Data entries

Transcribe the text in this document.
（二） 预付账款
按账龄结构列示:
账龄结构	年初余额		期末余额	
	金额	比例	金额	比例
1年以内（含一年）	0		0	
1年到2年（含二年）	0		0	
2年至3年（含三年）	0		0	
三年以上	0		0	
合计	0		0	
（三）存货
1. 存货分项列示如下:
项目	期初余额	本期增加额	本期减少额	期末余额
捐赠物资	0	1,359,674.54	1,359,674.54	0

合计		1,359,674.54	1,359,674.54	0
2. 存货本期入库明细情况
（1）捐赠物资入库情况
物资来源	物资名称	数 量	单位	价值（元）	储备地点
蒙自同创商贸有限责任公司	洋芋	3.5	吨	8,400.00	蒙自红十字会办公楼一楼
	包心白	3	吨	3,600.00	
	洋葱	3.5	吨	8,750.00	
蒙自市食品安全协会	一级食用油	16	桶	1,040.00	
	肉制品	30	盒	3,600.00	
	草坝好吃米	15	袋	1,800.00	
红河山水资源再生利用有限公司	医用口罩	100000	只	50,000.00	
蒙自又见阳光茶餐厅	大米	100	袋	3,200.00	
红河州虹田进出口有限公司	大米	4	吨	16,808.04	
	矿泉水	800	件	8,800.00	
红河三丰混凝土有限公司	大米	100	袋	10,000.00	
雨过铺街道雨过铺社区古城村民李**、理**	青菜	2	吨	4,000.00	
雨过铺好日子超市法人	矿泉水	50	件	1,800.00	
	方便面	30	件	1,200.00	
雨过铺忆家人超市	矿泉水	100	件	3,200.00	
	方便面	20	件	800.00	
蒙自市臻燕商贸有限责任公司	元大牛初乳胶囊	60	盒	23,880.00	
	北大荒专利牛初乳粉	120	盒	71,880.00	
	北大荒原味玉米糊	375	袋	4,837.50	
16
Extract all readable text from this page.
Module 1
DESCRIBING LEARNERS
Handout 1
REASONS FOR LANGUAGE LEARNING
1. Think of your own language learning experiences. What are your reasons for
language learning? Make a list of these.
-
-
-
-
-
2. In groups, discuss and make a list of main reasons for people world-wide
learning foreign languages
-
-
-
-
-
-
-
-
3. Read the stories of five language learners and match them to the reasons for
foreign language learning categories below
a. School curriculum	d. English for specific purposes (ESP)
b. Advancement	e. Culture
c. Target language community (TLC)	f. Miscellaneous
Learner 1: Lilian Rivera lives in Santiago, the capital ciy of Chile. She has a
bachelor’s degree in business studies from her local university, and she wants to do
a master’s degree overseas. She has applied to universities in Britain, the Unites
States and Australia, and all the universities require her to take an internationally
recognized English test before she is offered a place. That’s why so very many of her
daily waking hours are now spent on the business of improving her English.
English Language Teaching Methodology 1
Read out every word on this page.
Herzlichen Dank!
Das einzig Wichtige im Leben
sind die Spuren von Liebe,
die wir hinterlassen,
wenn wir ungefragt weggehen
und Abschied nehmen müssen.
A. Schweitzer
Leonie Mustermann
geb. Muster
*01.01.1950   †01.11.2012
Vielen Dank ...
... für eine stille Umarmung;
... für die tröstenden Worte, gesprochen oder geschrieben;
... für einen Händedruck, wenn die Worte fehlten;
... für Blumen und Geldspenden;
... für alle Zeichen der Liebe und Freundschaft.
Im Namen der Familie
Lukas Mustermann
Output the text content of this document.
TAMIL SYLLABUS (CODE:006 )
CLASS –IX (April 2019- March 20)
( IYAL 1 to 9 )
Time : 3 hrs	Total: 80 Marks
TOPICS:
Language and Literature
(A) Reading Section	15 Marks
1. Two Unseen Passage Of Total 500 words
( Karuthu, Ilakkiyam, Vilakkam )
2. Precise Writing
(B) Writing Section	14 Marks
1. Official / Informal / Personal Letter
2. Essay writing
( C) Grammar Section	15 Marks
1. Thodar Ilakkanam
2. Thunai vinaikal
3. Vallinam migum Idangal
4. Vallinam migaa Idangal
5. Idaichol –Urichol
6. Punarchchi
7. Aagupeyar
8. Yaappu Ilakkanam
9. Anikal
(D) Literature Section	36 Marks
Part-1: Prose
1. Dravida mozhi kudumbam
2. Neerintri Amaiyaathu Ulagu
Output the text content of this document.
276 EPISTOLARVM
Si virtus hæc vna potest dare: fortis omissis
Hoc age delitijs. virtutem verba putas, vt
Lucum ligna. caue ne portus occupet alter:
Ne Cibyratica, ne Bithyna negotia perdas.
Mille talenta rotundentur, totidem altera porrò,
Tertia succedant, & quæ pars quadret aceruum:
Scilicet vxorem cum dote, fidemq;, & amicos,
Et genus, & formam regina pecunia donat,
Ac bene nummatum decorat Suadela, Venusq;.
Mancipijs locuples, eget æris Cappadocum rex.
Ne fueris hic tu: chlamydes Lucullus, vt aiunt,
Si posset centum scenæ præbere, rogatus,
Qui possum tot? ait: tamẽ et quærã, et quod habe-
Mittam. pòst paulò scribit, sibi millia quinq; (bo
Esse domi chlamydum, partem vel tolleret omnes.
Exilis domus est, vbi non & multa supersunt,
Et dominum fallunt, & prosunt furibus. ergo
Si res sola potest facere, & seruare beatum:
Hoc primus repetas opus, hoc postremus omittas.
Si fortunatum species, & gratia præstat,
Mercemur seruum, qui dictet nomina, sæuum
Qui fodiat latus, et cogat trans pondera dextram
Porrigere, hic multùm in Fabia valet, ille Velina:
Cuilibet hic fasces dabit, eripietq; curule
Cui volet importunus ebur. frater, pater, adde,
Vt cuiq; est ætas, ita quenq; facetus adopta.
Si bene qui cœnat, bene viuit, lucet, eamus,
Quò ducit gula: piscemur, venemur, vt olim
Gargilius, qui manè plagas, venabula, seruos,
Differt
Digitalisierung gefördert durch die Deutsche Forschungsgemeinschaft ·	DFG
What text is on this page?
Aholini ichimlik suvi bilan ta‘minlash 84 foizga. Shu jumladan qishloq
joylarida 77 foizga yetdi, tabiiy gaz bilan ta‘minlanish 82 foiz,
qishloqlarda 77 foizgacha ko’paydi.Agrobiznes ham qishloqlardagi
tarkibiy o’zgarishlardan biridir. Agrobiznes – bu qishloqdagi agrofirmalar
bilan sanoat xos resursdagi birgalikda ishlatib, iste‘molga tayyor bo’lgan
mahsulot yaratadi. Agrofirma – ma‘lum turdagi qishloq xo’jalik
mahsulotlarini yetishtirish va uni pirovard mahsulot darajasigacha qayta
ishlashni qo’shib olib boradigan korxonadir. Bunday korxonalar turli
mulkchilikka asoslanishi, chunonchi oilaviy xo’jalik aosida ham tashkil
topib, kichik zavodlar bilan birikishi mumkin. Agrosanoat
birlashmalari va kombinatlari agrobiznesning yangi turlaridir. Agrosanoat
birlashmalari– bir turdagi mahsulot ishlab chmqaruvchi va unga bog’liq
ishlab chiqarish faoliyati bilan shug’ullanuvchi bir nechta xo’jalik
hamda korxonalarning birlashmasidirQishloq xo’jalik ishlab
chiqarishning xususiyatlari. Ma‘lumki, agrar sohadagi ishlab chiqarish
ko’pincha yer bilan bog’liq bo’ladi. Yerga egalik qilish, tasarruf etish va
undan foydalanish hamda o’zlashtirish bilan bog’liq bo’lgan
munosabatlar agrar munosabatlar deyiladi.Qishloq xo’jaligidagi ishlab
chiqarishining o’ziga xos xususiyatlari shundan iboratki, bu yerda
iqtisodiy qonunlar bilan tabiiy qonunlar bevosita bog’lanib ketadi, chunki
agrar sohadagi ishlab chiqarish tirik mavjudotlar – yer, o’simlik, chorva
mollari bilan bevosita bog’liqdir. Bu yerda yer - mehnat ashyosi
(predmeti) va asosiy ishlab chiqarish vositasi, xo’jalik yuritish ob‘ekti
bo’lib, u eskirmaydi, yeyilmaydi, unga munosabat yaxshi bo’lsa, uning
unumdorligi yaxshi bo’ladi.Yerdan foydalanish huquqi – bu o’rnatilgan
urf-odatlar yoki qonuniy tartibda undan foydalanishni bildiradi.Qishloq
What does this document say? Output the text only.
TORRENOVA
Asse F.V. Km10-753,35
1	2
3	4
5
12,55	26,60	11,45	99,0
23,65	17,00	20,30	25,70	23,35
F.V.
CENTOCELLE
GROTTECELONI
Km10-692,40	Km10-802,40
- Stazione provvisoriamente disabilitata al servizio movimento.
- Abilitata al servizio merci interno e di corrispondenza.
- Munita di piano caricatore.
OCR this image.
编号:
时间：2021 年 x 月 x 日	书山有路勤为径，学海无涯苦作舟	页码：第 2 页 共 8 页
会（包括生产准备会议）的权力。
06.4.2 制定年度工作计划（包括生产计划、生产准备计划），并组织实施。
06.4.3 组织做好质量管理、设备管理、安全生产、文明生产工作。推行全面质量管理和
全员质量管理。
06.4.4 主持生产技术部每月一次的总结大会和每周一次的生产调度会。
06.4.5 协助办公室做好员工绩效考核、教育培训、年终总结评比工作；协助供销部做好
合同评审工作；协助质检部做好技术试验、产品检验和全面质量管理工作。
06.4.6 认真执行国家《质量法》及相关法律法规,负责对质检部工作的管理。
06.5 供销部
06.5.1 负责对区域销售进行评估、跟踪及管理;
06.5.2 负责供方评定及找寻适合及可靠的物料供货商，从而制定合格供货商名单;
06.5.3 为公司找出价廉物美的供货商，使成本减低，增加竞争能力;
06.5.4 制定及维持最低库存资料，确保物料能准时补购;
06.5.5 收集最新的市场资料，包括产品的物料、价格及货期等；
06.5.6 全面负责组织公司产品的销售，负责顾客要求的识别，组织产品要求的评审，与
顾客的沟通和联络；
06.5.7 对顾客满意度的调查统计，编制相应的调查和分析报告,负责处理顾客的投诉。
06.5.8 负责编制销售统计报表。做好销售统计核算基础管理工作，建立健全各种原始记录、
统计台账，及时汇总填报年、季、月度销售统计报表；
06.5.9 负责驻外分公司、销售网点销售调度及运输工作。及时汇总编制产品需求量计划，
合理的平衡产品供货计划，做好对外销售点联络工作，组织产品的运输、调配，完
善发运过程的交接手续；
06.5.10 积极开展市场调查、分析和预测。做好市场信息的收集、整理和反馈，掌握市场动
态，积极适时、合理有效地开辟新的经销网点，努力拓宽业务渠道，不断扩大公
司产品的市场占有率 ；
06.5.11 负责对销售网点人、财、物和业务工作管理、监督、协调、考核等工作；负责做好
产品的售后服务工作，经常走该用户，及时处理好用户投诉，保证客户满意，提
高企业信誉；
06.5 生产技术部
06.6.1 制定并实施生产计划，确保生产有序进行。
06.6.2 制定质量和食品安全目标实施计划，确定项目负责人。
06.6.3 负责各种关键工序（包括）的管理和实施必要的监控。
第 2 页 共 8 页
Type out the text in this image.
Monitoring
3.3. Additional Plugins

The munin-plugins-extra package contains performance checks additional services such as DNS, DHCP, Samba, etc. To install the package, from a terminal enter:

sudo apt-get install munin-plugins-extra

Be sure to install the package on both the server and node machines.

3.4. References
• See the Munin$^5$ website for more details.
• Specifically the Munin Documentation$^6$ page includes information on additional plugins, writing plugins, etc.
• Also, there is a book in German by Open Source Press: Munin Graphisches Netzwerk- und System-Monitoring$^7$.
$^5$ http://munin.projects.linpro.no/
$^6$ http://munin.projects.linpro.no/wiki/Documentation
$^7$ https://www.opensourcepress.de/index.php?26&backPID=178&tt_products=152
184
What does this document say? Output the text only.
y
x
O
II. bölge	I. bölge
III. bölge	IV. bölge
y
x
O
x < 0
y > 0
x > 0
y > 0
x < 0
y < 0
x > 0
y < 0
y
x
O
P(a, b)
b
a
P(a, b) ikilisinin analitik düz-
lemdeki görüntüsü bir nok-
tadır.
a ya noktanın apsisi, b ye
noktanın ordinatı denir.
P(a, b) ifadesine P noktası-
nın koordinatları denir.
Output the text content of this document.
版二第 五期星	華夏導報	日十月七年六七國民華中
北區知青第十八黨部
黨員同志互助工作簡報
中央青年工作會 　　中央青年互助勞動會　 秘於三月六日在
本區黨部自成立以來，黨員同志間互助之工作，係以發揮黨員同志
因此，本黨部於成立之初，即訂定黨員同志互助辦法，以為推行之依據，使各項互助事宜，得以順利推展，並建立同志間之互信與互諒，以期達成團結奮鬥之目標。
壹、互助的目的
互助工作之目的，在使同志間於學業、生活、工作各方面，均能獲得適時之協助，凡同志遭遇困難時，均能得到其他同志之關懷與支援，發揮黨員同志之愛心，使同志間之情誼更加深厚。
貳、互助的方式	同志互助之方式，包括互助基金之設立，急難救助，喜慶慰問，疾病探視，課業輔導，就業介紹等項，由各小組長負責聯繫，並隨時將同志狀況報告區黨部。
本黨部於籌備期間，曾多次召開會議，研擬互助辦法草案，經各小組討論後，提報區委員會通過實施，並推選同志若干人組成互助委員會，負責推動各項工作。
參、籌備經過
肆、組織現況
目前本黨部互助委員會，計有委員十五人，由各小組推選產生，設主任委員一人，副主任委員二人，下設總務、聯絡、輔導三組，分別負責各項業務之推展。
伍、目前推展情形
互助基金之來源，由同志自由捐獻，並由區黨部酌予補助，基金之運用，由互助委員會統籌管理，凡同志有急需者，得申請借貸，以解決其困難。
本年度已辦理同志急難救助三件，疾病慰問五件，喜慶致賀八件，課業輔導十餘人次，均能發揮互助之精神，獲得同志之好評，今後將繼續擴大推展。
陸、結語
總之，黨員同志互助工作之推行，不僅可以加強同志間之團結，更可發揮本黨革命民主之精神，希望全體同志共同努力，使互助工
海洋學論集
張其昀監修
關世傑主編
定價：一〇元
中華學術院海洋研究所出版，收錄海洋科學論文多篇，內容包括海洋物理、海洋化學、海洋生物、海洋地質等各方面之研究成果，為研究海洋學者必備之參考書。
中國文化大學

What to produce: Return a copy of every line that includes the word "Monitoring".

Exercise result:
Monitoring
• Also, there is a book in German by Open Source Press: Munin Graphisches Netzwerk- und System-Monitoring$^7$.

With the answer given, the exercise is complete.